AT
ARUSHA
(CORAM: MROSO,
J.A., KAJI, J.A. And RUTAKANGWA, J.A.)
CRIMINAL
APPEAL NO. 278 OF 2006
LUDOVICK
KISANGA……………………………………..APPELLANT
VERSUS
THE
REPUBLIC………………………………………….RESPONDENT
(Appeal
from the Decision of the High Court of
(Munuo,
J.)
dated
the 5th day of July, 2000
in
Criminal Revision No. 3 of
2000
---------
REASONS FOR JUDGMENT:
RUTAKANGWA, J.A.:
The appellant was arraigned before the
District Court of Moshi for raping one Glanisia d/o Sirili c/ss 130 and 131 of
the Penal Code. He denied the
charge. After a full trial, the trial
District Court held that the charge of rape had not been proved. It accordingly acquitted him of that
offence. However, the trial District Court
was satisfied that the prosecution evidence had established the offence of
indecent assault c/s 135 of the Penal Code. It accordingly convicted the appellant of that
offence. The appellant was sentenced to
pay a fine of Tshs. 40,000/= or eighteen months imprisonment in default. He was also ordered to pay Glanisia Sirili
Tshs. 50,000/= as compensation. That was
on 20th June, 2000.
The decision of the trial court was not
well received by the complainant Glanisia.

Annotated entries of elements
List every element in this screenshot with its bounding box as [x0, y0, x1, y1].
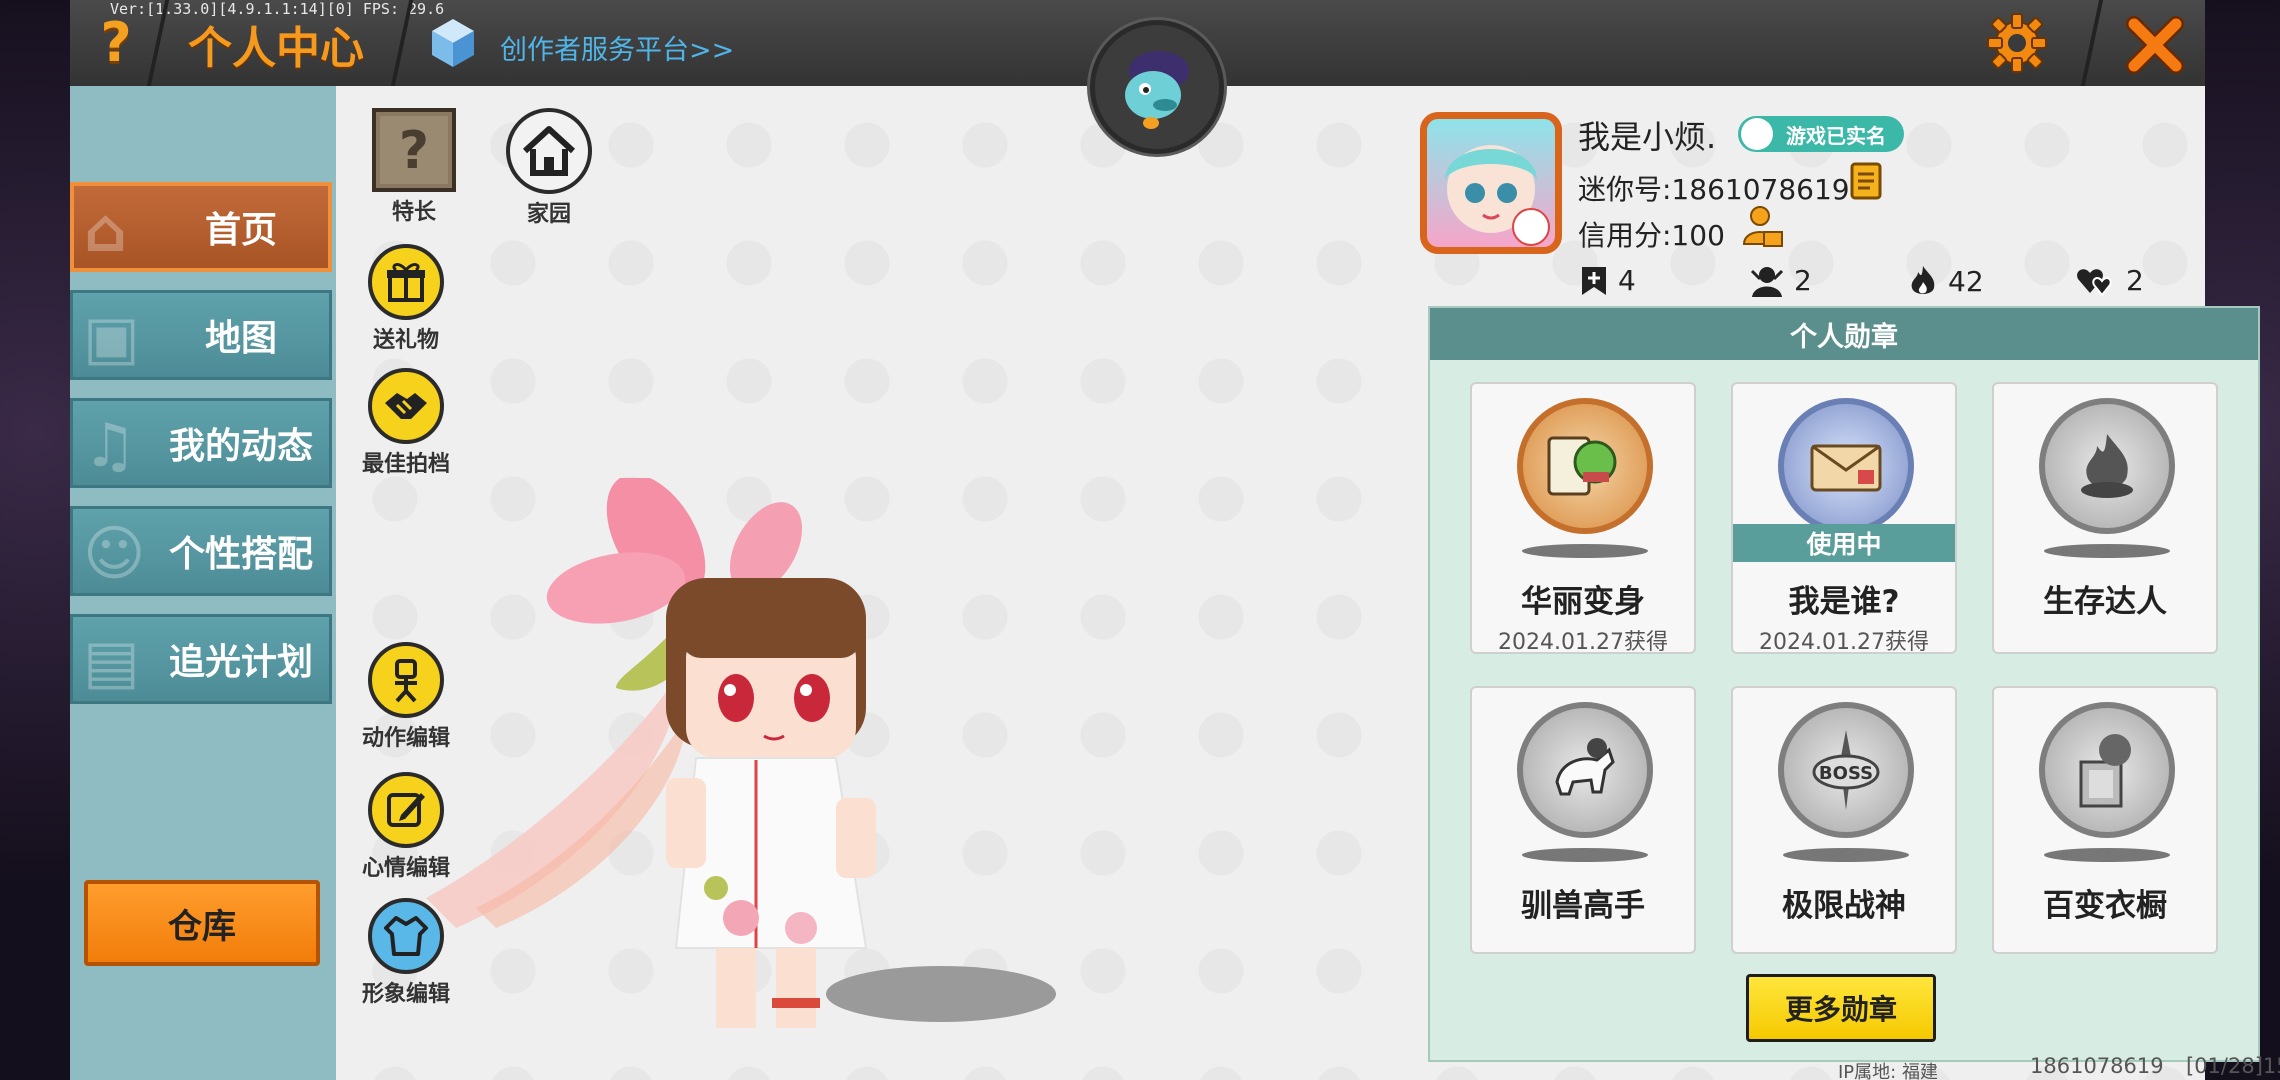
footer-time: [01/28]15:02 0 [3	[2186, 1054, 2280, 1078]
handshake-icon	[385, 393, 427, 419]
specialty-label: 特长	[391, 200, 436, 225]
ip-location: IP属地: 福建	[1838, 1062, 1938, 1080]
medal-horse-icon	[1517, 702, 1653, 838]
gear-icon	[1987, 13, 2047, 73]
help-icon: ?	[100, 10, 132, 74]
medal-name: 华丽变身	[1521, 584, 1645, 620]
medal-name: 极限战神	[1782, 888, 1906, 924]
medal-transform-icon	[1517, 398, 1653, 534]
sidebar-item-label: 个性搭配	[168, 534, 313, 575]
medal-date: 2024.01.27获得	[1759, 630, 1929, 655]
verified-user-icon	[1741, 118, 1773, 150]
sidebar-item-style[interactable]: ☺ 个性搭配	[70, 506, 332, 596]
profile-name: 我是小烦.	[1578, 118, 1717, 156]
homeland-button[interactable]: 家园	[506, 108, 592, 228]
in-use-badge: 使用中	[1733, 524, 1955, 562]
medal-stand	[2044, 848, 2170, 862]
settings-button[interactable]	[1982, 8, 2052, 78]
stat-bookmarks[interactable]: 4	[1580, 264, 1636, 297]
medal-envelope-icon	[1778, 398, 1914, 534]
medal-name: 驯兽高手	[1521, 888, 1645, 924]
medal-name: 生存达人	[2043, 584, 2167, 620]
page-title: 个人中心	[188, 23, 364, 74]
realname-verified-badge: 游戏已实名	[1738, 116, 1904, 152]
medal-date: 2024.01.27获得	[1498, 630, 1668, 655]
sidebar-item-label: 追光计划	[168, 642, 313, 683]
medal-panel: 个人勋章 华丽变身 2024.01.27获得 使用中 我是谁? 2024.01.…	[1428, 306, 2260, 1062]
medal-stand	[1783, 848, 1909, 862]
sidebar-item-feed[interactable]: ♫ 我的动态	[70, 398, 332, 488]
more-medals-button[interactable]: 更多勋章	[1746, 974, 1936, 1042]
close-button[interactable]	[2120, 10, 2190, 80]
sidebar-item-lightchase[interactable]: ▤ 追光计划	[70, 614, 332, 704]
creator-platform-link[interactable]: 创作者服务平台>>	[500, 28, 734, 67]
sidebar-item-home[interactable]: ⌂ 首页	[70, 182, 332, 272]
stat-value: 4	[1618, 264, 1636, 297]
realname-badge-label: 游戏已实名	[1786, 123, 1886, 148]
specialty-button[interactable]: ? 特长	[372, 108, 456, 226]
homeland-label: 家园	[526, 202, 571, 227]
medal-card[interactable]: 使用中 我是谁? 2024.01.27获得	[1731, 382, 1957, 655]
medal-wardrobe-icon	[2039, 702, 2175, 838]
player-head-avatar[interactable]	[1090, 20, 1224, 154]
medal-card[interactable]: 生存达人	[1992, 382, 2218, 654]
fire-icon	[1911, 266, 1935, 294]
stat-fans[interactable]: 2	[1750, 264, 1812, 297]
hearts-icon	[2077, 268, 2112, 297]
sidebar-item-label: 我的动态	[168, 426, 313, 467]
stat-likes[interactable]: 2	[2076, 264, 2144, 297]
medal-name: 百变衣橱	[2043, 888, 2167, 924]
medal-stand	[1522, 848, 1648, 862]
profile-stats: 4 2 42 2	[1580, 264, 2240, 298]
sidebar-item-label: 地图	[204, 318, 277, 359]
medal-boss-icon: BOSS	[1778, 702, 1914, 838]
svg-text:?: ?	[399, 121, 429, 181]
mini-id: 迷你号:1861078619	[1578, 173, 1850, 206]
close-icon	[2126, 16, 2184, 74]
medal-stand	[2044, 544, 2170, 558]
house-icon	[522, 126, 576, 176]
svg-text:BOSS: BOSS	[1819, 763, 1873, 784]
profile-avatar[interactable]	[1420, 112, 1562, 254]
stat-value: 2	[2126, 264, 2144, 297]
stat-popularity[interactable]: 42	[1908, 264, 1984, 298]
send-gift-button[interactable]: 送礼物	[368, 244, 444, 354]
medal-name: 我是谁?	[1788, 584, 1900, 620]
avatar-portrait	[1445, 145, 1550, 246]
sidebar-item-map[interactable]: ▣ 地图	[70, 290, 332, 380]
fans-icon	[1750, 266, 1784, 297]
medal-flame-icon	[2039, 398, 2175, 534]
medal-panel-header: 个人勋章	[1430, 308, 2258, 360]
medal-card[interactable]: 华丽变身 2024.01.27获得	[1470, 382, 1696, 655]
medal-card[interactable]: 驯兽高手	[1470, 686, 1696, 954]
send-gift-label: 送礼物	[372, 328, 439, 353]
background-left	[0, 0, 70, 1080]
question-block-icon: ?	[372, 108, 456, 192]
medal-stand	[1522, 544, 1648, 558]
divider	[2080, 0, 2104, 86]
copy-icon[interactable]	[1850, 162, 1888, 202]
dinosaur-mascot-icon	[1125, 51, 1189, 129]
bookmark-plus-icon	[1582, 266, 1606, 295]
stat-value: 2	[1794, 264, 1812, 297]
cube-icon[interactable]	[430, 17, 476, 69]
best-partner-button[interactable]: 最佳拍档	[356, 368, 456, 478]
best-partner-label: 最佳拍档	[361, 452, 450, 477]
player-character[interactable]	[416, 478, 936, 1058]
stat-value: 42	[1948, 264, 1984, 298]
medal-card[interactable]: BOSS 极限战神	[1731, 686, 1957, 954]
sidebar-item-label: 首页	[204, 210, 277, 251]
gift-icon	[387, 263, 425, 302]
credit-user-icon[interactable]	[1742, 204, 1784, 248]
medal-card[interactable]: 百变衣橱	[1992, 686, 2218, 954]
sidebar: ⌂ 首页 ▣ 地图 ♫ 我的动态 ☺ 个性搭配 ▤ 追光计划 仓库	[70, 86, 336, 1080]
personal-center-panel: ? Ver:[1.33.0][4.9.1.1:14][0] FPS: 29.6 …	[70, 0, 2280, 1080]
warehouse-button[interactable]: 仓库	[84, 880, 320, 966]
footer-user-id: 1861078619	[2030, 1054, 2164, 1078]
credit-score: 信用分:100	[1578, 219, 1725, 252]
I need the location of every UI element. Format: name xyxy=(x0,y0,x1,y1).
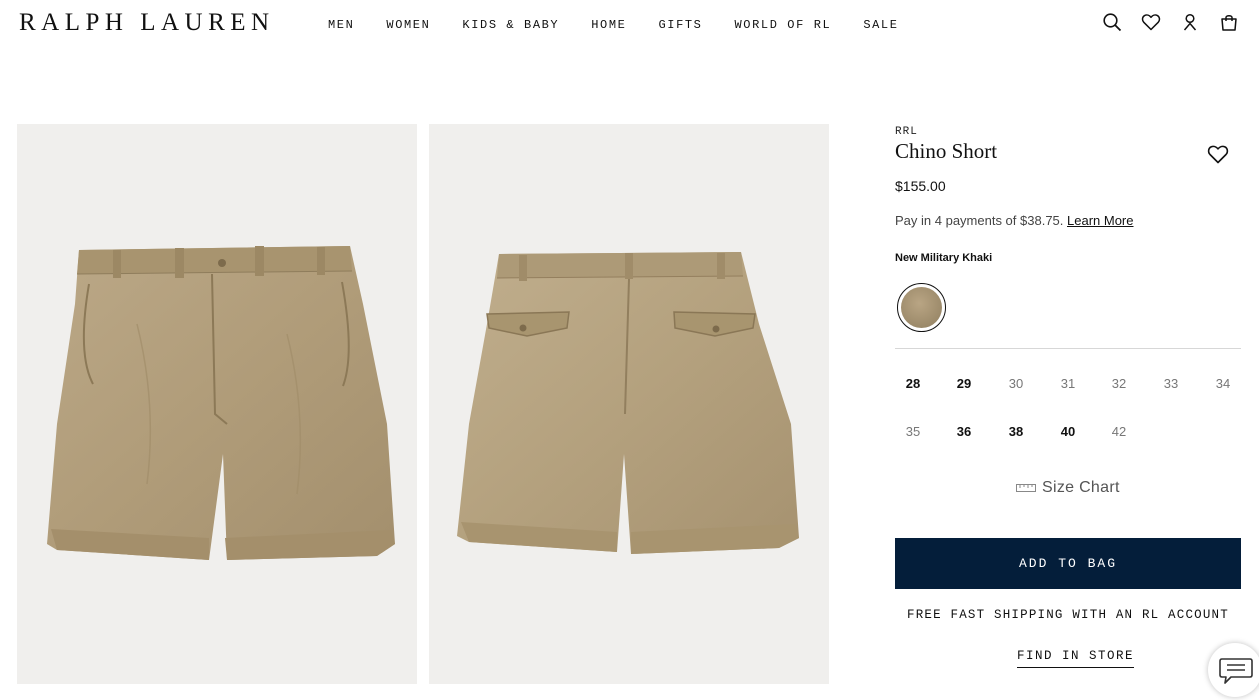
selected-color-name: New Military Khaki xyxy=(895,252,993,264)
header-icons xyxy=(1083,12,1239,32)
nav-item-women[interactable]: WOMEN xyxy=(386,18,430,32)
add-to-bag-button[interactable]: ADD TO BAG xyxy=(895,538,1241,589)
size-option-42[interactable]: 42 xyxy=(1101,424,1137,439)
shorts-front-illustration xyxy=(47,246,395,560)
size-option-30[interactable]: 30 xyxy=(998,376,1034,391)
size-option-40[interactable]: 40 xyxy=(1050,424,1086,439)
add-to-wishlist-heart-icon[interactable] xyxy=(1207,143,1229,165)
size-option-34[interactable]: 34 xyxy=(1205,376,1241,391)
main-nav: MEN WOMEN KIDS & BABY HOME GIFTS WORLD O… xyxy=(328,18,931,32)
shipping-note: FREE FAST SHIPPING WITH AN RL ACCOUNT xyxy=(907,608,1229,622)
product-image-back[interactable] xyxy=(429,124,829,684)
account-icon[interactable] xyxy=(1180,12,1200,32)
brand-logo[interactable]: RALPH LAUREN xyxy=(19,9,275,37)
size-option-32[interactable]: 32 xyxy=(1101,376,1137,391)
installment-text: Pay in 4 payments of $38.75. xyxy=(895,213,1064,228)
size-option-33[interactable]: 33 xyxy=(1153,376,1189,391)
chat-icon xyxy=(1219,658,1253,684)
nav-item-kids-baby[interactable]: KIDS & BABY xyxy=(462,18,559,32)
product-title: Chino Short xyxy=(895,139,998,163)
product-image-front[interactable] xyxy=(17,124,417,684)
size-option-35[interactable]: 35 xyxy=(895,424,931,439)
size-chart-label: Size Chart xyxy=(1042,479,1120,496)
shorts-back-illustration xyxy=(457,252,799,554)
find-in-store-link[interactable]: FIND IN STORE xyxy=(1017,649,1135,668)
size-option-38[interactable]: 38 xyxy=(998,424,1034,439)
size-chart-link[interactable]: Size Chart xyxy=(1016,479,1120,497)
installment-info: Pay in 4 payments of $38.75. Learn More xyxy=(895,213,1134,228)
color-swatch-khaki[interactable] xyxy=(897,283,946,332)
nav-item-home[interactable]: HOME xyxy=(591,18,626,32)
nav-item-gifts[interactable]: GIFTS xyxy=(658,18,702,32)
product-price: $155.00 xyxy=(895,178,946,194)
nav-item-men[interactable]: MEN xyxy=(328,18,354,32)
product-brand[interactable]: RRL xyxy=(895,126,918,138)
learn-more-link[interactable]: Learn More xyxy=(1067,213,1133,228)
nav-item-sale[interactable]: SALE xyxy=(863,18,898,32)
size-option-29[interactable]: 29 xyxy=(946,376,982,391)
heart-icon[interactable] xyxy=(1141,12,1161,32)
size-option-28[interactable]: 28 xyxy=(895,376,931,391)
size-option-36[interactable]: 36 xyxy=(946,424,982,439)
swatch-fill xyxy=(901,287,942,328)
search-icon[interactable] xyxy=(1102,12,1122,32)
ruler-icon xyxy=(1016,484,1036,492)
site-header: RALPH LAUREN MEN WOMEN KIDS & BABY HOME … xyxy=(0,0,1259,50)
bag-icon[interactable] xyxy=(1219,12,1239,32)
size-option-31[interactable]: 31 xyxy=(1050,376,1086,391)
nav-item-world-of-rl[interactable]: WORLD OF RL xyxy=(734,18,831,32)
divider xyxy=(895,348,1241,349)
chat-button[interactable] xyxy=(1208,643,1259,697)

** Set problem **
Answer these questions using the judgment:
1. Which court first tried the appellant?
2. Of which offense did the trial court convict the appellant?
3. How much compensation was the appellant ordered to pay Glanisia Sirili?
The material comes from a different source than the judgment.

** Reply **
1. The District Court of Moshi.
2. Indecent assault under section 135 of the Penal Code.
3. Tshs. 50,000/=.